§ **EXERCISE DETAILS**: Write out every entry exactly as it stands.
# WORKING DATA start
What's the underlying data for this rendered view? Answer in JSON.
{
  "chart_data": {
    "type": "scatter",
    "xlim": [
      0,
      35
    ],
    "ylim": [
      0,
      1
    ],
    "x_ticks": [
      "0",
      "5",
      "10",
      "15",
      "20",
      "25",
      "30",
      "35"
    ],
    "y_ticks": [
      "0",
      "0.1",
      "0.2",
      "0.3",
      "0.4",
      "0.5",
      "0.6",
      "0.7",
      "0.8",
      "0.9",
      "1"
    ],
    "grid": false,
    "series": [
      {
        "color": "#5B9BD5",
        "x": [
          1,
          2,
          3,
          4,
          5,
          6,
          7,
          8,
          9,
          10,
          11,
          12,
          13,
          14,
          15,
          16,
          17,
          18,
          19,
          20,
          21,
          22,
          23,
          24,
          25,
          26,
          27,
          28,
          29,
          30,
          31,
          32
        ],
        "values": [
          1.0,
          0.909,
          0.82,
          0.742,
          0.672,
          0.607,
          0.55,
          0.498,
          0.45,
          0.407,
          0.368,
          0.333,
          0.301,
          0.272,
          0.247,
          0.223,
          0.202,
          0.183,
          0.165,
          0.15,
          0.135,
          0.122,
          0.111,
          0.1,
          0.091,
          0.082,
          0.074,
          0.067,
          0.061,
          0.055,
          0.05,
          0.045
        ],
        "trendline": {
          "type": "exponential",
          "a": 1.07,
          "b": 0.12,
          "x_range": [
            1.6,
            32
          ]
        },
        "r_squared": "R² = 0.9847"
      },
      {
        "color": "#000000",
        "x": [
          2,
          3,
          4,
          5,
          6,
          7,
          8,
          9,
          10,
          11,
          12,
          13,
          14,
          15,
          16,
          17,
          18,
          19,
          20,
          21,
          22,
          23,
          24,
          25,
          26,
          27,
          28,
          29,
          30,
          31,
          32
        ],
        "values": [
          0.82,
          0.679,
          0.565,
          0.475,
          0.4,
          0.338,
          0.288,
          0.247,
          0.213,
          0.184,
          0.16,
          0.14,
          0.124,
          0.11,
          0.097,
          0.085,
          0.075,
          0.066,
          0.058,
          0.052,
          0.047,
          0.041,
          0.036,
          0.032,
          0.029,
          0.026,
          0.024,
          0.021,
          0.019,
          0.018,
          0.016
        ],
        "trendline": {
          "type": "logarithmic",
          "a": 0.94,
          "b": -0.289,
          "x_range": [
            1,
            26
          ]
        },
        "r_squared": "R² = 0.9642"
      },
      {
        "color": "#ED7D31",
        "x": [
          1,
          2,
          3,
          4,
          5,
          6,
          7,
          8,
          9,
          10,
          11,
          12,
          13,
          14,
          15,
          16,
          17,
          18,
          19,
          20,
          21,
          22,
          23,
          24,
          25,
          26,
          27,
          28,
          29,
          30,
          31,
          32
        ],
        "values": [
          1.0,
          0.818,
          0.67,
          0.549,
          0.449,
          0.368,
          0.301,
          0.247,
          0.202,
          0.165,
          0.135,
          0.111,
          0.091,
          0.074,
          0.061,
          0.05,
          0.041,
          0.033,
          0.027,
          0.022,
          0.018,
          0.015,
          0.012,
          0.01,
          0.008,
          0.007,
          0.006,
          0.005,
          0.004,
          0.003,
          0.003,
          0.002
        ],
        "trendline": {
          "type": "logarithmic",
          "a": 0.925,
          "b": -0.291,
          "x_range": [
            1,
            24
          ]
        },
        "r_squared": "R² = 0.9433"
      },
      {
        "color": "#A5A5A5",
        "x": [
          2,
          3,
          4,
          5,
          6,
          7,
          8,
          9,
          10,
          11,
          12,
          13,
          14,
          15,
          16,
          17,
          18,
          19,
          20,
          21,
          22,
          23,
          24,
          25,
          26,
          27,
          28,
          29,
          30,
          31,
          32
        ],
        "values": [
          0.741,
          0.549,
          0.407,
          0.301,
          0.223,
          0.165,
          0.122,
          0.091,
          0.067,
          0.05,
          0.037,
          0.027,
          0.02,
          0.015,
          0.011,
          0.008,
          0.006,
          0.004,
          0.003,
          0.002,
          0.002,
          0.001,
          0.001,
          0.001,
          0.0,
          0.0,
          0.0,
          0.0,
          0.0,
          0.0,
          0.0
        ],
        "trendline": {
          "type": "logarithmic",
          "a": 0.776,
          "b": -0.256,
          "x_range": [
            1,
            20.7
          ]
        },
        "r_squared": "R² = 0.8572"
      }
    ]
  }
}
# WORKING DATA end
§ **COMPLETE RESPONSE**:
What's the underlying data for this rendered view? Answer in JSON.
{
  "chart_data": {
    "type": "scatter",
    "xlim": [
      0,
      35
    ],
    "ylim": [
      0,
      1
    ],
    "x_ticks": [
      "0",
      "5",
      "10",
      "15",
      "20",
      "25",
      "30",
      "35"
    ],
    "y_ticks": [
      "0",
      "0.1",
      "0.2",
      "0.3",
      "0.4",
      "0.5",
      "0.6",
      "0.7",
      "0.8",
      "0.9",
      "1"
    ],
    "grid": false,
    "series": [
      {
        "color": "#5B9BD5",
        "x": [
          1,
          2,
          3,
          4,
          5,
          6,
          7,
          8,
          9,
          10,
          11,
          12,
          13,
          14,
          15,
          16,
          17,
          18,
          19,
          20,
          21,
          22,
          23,
          24,
          25,
          26,
          27,
          28,
          29,
          30,
          31,
          32
        ],
        "values": [
          1.0,
          0.909,
          0.82,
          0.742,
          0.672,
          0.607,
          0.55,
          0.498,
          0.45,
          0.407,
          0.368,
          0.333,
          0.301,
          0.272,
          0.247,
          0.223,
          0.202,
          0.183,
          0.165,
          0.15,
          0.135,
          0.122,
          0.111,
          0.1,
          0.091,
          0.082,
          0.074,
          0.067,
          0.061,
          0.055,
          0.05,
          0.045
        ],
        "trendline": {
          "type": "exponential",
          "a": 1.07,
          "b": 0.12,
          "x_range": [
            1.6,
            32
          ]
        },
        "r_squared": "R² = 0.9847"
      },
      {
        "color": "#000000",
        "x": [
          2,
          3,
          4,
          5,
          6,
          7,
          8,
          9,
          10,
          11,
          12,
          13,
          14,
          15,
          16,
          17,
          18,
          19,
          20,
          21,
          22,
          23,
          24,
          25,
          26,
          27,
          28,
          29,
          30,
          31,
          32
        ],
        "values": [
          0.82,
          0.679,
          0.565,
          0.475,
          0.4,
          0.338,
          0.288,
          0.247,
          0.213,
          0.184,
          0.16,
          0.14,
          0.124,
          0.11,
          0.097,
          0.085,
          0.075,
          0.066,
          0.058,
          0.052,
          0.047,
          0.041,
          0.036,
          0.032,
          0.029,
          0.026,
          0.024,
          0.021,
          0.019,
          0.018,
          0.016
        ],
        "trendline": {
          "type": "logarithmic",
          "a": 0.94,
          "b": -0.289,
          "x_range": [
            1,
            26
          ]
        },
        "r_squared": "R² = 0.9642"
      },
      {
        "color": "#ED7D31",
        "x": [
          1,
          2,
          3,
          4,
          5,
          6,
          7,
          8,
          9,
          10,
          11,
          12,
          13,
          14,
          15,
          16,
          17,
          18,
          19,
          20,
          21,
          22,
          23,
          24,
          25,
          26,
          27,
          28,
          29,
          30,
          31,
          32
        ],
        "values": [
          1.0,
          0.818,
          0.67,
          0.549,
          0.449,
          0.368,
          0.301,
          0.247,
          0.202,
          0.165,
          0.135,
          0.111,
          0.091,
          0.074,
          0.061,
          0.05,
          0.041,
          0.033,
          0.027,
          0.022,
          0.018,
          0.015,
          0.012,
          0.01,
          0.008,
          0.007,
          0.006,
          0.005,
          0.004,
          0.003,
          0.003,
          0.002
        ],
        "trendline": {
          "type": "logarithmic",
          "a": 0.925,
          "b": -0.291,
          "x_range": [
            1,
            24
          ]
        },
        "r_squared": "R² = 0.9433"
      },
      {
        "color": "#A5A5A5",
        "x": [
          2,
          3,
          4,
          5,
          6,
          7,
          8,
          9,
          10,
          11,
          12,
          13,
          14,
          15,
          16,
          17,
          18,
          19,
          20,
          21,
          22,
          23,
          24,
          25,
          26,
          27,
          28,
          29,
          30,
          31,
          32
        ],
        "values": [
          0.741,
          0.549,
          0.407,
          0.301,
          0.223,
          0.165,
          0.122,
          0.091,
          0.067,
          0.05,
          0.037,
          0.027,
          0.02,
          0.015,
          0.011,
          0.008,
          0.006,
          0.004,
          0.003,
          0.002,
          0.002,
          0.001,
          0.001,
          0.001,
          0.0,
          0.0,
          0.0,
          0.0,
          0.0,
          0.0,
          0.0
        ],
        "trendline": {
          "type": "logarithmic",
          "a": 0.776,
          "b": -0.256,
          "x_range": [
            1,
            20.7
          ]
        },
        "r_squared": "R² = 0.8572"
      }
    ]
  }
}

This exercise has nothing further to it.